## Records to use:
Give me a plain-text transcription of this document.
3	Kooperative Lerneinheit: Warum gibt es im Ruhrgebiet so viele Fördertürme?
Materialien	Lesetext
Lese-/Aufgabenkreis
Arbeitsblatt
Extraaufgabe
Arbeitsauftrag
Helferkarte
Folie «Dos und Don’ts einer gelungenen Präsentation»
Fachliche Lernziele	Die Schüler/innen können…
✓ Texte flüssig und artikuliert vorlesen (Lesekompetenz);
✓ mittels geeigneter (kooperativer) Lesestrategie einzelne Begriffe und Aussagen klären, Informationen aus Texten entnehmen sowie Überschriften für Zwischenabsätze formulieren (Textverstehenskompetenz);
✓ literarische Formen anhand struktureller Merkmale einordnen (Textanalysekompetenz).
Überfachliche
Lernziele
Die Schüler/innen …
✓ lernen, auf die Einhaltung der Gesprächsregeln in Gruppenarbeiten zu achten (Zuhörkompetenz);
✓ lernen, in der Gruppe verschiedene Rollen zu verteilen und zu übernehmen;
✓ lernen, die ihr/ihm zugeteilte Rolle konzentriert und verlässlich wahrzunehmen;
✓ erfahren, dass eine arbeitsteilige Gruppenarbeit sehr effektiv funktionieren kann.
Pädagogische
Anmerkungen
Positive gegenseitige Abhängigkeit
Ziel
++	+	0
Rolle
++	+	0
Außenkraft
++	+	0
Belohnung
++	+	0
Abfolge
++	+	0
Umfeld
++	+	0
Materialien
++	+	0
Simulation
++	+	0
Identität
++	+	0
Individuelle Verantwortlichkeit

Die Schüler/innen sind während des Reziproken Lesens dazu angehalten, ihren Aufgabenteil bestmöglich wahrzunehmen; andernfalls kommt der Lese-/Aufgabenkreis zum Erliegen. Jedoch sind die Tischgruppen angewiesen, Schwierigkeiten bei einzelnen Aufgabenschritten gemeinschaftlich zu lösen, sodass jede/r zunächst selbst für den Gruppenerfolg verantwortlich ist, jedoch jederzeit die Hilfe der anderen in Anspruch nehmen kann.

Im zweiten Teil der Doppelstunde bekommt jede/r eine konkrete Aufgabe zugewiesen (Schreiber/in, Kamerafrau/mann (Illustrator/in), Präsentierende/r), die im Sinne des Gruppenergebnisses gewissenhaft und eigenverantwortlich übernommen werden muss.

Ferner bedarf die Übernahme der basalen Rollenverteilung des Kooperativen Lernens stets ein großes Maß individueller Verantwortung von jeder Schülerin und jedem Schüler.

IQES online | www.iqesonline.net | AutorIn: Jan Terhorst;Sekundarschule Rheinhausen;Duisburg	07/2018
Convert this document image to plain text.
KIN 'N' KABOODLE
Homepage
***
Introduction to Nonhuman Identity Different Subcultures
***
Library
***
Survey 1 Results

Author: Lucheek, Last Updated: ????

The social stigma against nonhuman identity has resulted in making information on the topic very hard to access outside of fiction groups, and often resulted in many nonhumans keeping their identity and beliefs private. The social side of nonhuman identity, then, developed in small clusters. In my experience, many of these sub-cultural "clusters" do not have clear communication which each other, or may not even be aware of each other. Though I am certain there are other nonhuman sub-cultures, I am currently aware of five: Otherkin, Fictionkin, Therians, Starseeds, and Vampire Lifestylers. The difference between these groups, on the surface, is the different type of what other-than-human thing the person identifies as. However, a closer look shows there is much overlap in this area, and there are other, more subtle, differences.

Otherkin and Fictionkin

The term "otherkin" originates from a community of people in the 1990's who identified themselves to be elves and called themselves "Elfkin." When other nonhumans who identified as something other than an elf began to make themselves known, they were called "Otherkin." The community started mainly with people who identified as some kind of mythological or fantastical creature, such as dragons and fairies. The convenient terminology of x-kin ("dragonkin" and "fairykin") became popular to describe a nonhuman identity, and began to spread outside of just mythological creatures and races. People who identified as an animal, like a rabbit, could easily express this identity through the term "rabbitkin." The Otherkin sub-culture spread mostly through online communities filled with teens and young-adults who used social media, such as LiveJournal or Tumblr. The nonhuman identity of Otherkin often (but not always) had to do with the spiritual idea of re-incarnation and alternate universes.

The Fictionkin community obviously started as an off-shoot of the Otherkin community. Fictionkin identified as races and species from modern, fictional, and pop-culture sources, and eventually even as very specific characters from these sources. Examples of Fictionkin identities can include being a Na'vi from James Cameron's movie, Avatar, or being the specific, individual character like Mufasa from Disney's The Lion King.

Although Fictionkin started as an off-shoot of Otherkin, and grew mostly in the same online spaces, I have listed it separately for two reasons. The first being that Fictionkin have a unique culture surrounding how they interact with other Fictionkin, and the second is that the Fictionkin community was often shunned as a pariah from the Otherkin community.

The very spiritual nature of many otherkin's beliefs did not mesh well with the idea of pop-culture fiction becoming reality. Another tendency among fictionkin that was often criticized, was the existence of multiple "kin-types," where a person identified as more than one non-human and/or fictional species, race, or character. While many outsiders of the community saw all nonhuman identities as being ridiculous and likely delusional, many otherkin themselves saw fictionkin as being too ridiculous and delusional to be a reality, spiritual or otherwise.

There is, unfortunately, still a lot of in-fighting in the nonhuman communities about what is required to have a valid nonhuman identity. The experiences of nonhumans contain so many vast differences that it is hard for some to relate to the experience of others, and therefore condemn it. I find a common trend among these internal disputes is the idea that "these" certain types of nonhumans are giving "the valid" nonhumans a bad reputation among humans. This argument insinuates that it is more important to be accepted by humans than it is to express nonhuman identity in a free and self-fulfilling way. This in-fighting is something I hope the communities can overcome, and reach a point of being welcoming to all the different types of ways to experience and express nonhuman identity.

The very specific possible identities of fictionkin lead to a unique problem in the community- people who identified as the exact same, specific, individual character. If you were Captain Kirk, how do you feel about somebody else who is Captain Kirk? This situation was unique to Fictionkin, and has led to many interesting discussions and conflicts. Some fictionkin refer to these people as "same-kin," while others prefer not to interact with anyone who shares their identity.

## What you need to do:
Your task is to gather all lines from the entries above that hold the word "document".

## Result for this task:
Give me a plain-text transcription of this document.
Convert this document image to plain text.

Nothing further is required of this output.